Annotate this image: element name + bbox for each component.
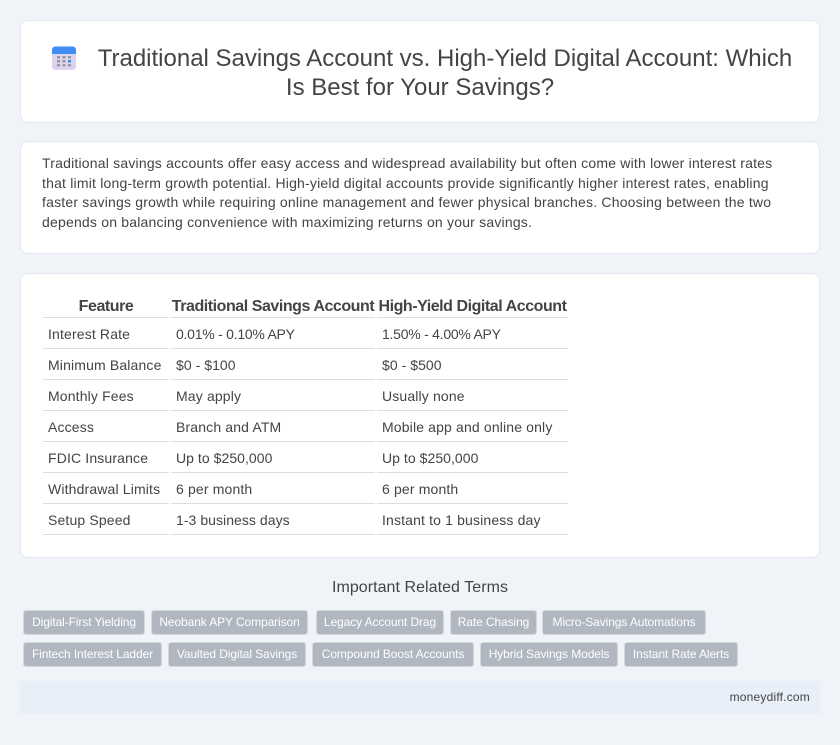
comparison table: Traditional Savings Account [172, 298, 374, 315]
title: Is Best for Your Savings? [286, 74, 554, 101]
tag: Micro-Savings Automations [553, 615, 695, 629]
comparison table: Branch and ATM [176, 418, 281, 434]
comparison table: Up to $250,000 [382, 450, 478, 466]
comparison table: 1.50% - 4.00% APY [382, 326, 501, 342]
tag: Vaulted Digital Savings [177, 647, 297, 661]
footer source: moneydiff.com [730, 690, 810, 704]
tag [316, 610, 444, 635]
comparison table: Interest Rate [48, 326, 130, 342]
tag [450, 610, 537, 635]
comparison table: Feature [79, 298, 133, 315]
comparison table: Instant to 1 business day [382, 512, 541, 528]
intro paragraph: depends on balancing convenience with maximizing returns on your savings. [42, 214, 532, 230]
comparison table [43, 298, 568, 535]
tag [168, 642, 306, 667]
tag [151, 610, 308, 635]
tag [23, 610, 145, 635]
comparison table: FDIC Insurance [48, 450, 148, 466]
intro paragraph [42, 155, 772, 230]
comparison table: May apply [176, 388, 241, 404]
tag [312, 642, 474, 667]
panel: header [20, 20, 820, 123]
tag: Compound Boost Accounts [322, 647, 464, 661]
heading: related terms: Important Related Terms [332, 579, 508, 596]
title: Traditional Savings Account vs. High-Yield Digital Account: Which [98, 45, 792, 72]
comparison table: Usually none [382, 388, 465, 404]
comparison table: Monthly Fees [48, 388, 134, 404]
tag: Hybrid Savings Models [489, 647, 609, 661]
comparison table: 6 per month [382, 480, 458, 496]
tag [480, 642, 618, 667]
comparison table: 1-3 business days [176, 512, 290, 528]
tag: Fintech Interest Ladder [32, 647, 153, 661]
comparison table: Mobile app and online only [382, 418, 552, 434]
comparison table: 6 per month [176, 480, 252, 496]
tag: Rate Chasing [458, 615, 529, 629]
icon: calendar [52, 46, 76, 70]
intro paragraph: that limit long-term growth potential. High-yield digital accounts provide significantly higher interest rates, enabling [42, 175, 769, 191]
tag [542, 610, 706, 635]
tag: Digital-First Yielding [32, 615, 136, 629]
tag: Instant Rate Alerts [633, 647, 729, 661]
comparison table: Minimum Balance [48, 356, 162, 372]
comparison table: Up to $250,000 [176, 450, 272, 466]
footer bar [20, 681, 820, 714]
comparison table: $0 - $100 [176, 356, 236, 372]
panel: comparison table [20, 273, 820, 558]
comparison table: $0 - $500 [382, 356, 442, 372]
title [98, 45, 792, 101]
comparison table: 0.01% - 0.10% APY [176, 326, 295, 342]
intro paragraph: Traditional savings accounts offer easy access and widespread availability but often come with lower interest rates [42, 155, 772, 171]
panel: intro text [20, 141, 820, 254]
comparison table: High-Yield Digital Account [378, 298, 566, 315]
tag: Legacy Account Drag [324, 615, 436, 629]
intro paragraph: faster savings growth while requiring online management and fewer physical branches. Choosing between the two [42, 194, 771, 210]
comparison table: Setup Speed [48, 512, 131, 528]
tag group: related terms [23, 610, 738, 667]
tag [624, 642, 738, 667]
tag [23, 642, 162, 667]
comparison table: Withdrawal Limits [48, 480, 160, 496]
tag: Neobank APY Comparison [159, 615, 300, 629]
comparison table: Access [48, 418, 94, 434]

◆ Exercise
Reproduce the material above line for line with no changes, leaving out the picture.

◆ The solution
Annotate this image: element name + bbox for each component.
comparison table: Traditional Savings Account [172, 298, 374, 315]
title: Is Best for Your Savings? [286, 74, 554, 101]
tag: Micro-Savings Automations [553, 615, 695, 629]
comparison table: Branch and ATM [176, 418, 281, 434]
comparison table: Up to $250,000 [382, 450, 478, 466]
comparison table: 1.50% - 4.00% APY [382, 326, 501, 342]
tag: Vaulted Digital Savings [177, 647, 297, 661]
footer source: moneydiff.com [730, 690, 810, 704]
tag [316, 610, 444, 635]
comparison table: Interest Rate [48, 326, 130, 342]
tag [450, 610, 537, 635]
comparison table: Feature [79, 298, 133, 315]
comparison table: Instant to 1 business day [382, 512, 541, 528]
intro paragraph: depends on balancing convenience with maximizing returns on your savings. [42, 214, 532, 230]
comparison table [43, 298, 568, 535]
tag [168, 642, 306, 667]
tag [151, 610, 308, 635]
tag [23, 610, 145, 635]
comparison table: FDIC Insurance [48, 450, 148, 466]
intro paragraph [42, 155, 772, 230]
comparison table: May apply [176, 388, 241, 404]
tag [312, 642, 474, 667]
panel: header [20, 20, 820, 123]
tag: Compound Boost Accounts [322, 647, 464, 661]
heading: related terms: Important Related Terms [332, 579, 508, 596]
title: Traditional Savings Account vs. High-Yield Digital Account: Which [98, 45, 792, 72]
comparison table: Usually none [382, 388, 465, 404]
comparison table: Monthly Fees [48, 388, 134, 404]
tag: Hybrid Savings Models [489, 647, 609, 661]
comparison table: 6 per month [382, 480, 458, 496]
tag [480, 642, 618, 667]
comparison table: 1-3 business days [176, 512, 290, 528]
tag: Fintech Interest Ladder [32, 647, 153, 661]
comparison table: Mobile app and online only [382, 418, 552, 434]
comparison table: 6 per month [176, 480, 252, 496]
tag: Rate Chasing [458, 615, 529, 629]
icon: calendar [52, 46, 76, 70]
intro paragraph: that limit long-term growth potential. High-yield digital accounts provide significantly higher interest rates, enabling [42, 175, 769, 191]
tag [542, 610, 706, 635]
tag: Digital-First Yielding [32, 615, 136, 629]
tag: Instant Rate Alerts [633, 647, 729, 661]
comparison table: Minimum Balance [48, 356, 162, 372]
comparison table: Up to $250,000 [176, 450, 272, 466]
footer bar [20, 681, 820, 714]
comparison table: $0 - $100 [176, 356, 236, 372]
panel: comparison table [20, 273, 820, 558]
comparison table: $0 - $500 [382, 356, 442, 372]
title [98, 45, 792, 101]
comparison table: 0.01% - 0.10% APY [176, 326, 295, 342]
intro paragraph: Traditional savings accounts offer easy access and widespread availability but often come with lower interest rates [42, 155, 772, 171]
panel: intro text [20, 141, 820, 254]
comparison table: High-Yield Digital Account [378, 298, 566, 315]
tag: Legacy Account Drag [324, 615, 436, 629]
intro paragraph: faster savings growth while requiring online management and fewer physical branches. Choosing between the two [42, 194, 771, 210]
comparison table: Setup Speed [48, 512, 131, 528]
tag group: related terms [23, 610, 738, 667]
tag [624, 642, 738, 667]
tag [23, 642, 162, 667]
comparison table: Withdrawal Limits [48, 480, 160, 496]
tag: Neobank APY Comparison [159, 615, 300, 629]
comparison table: Access [48, 418, 94, 434]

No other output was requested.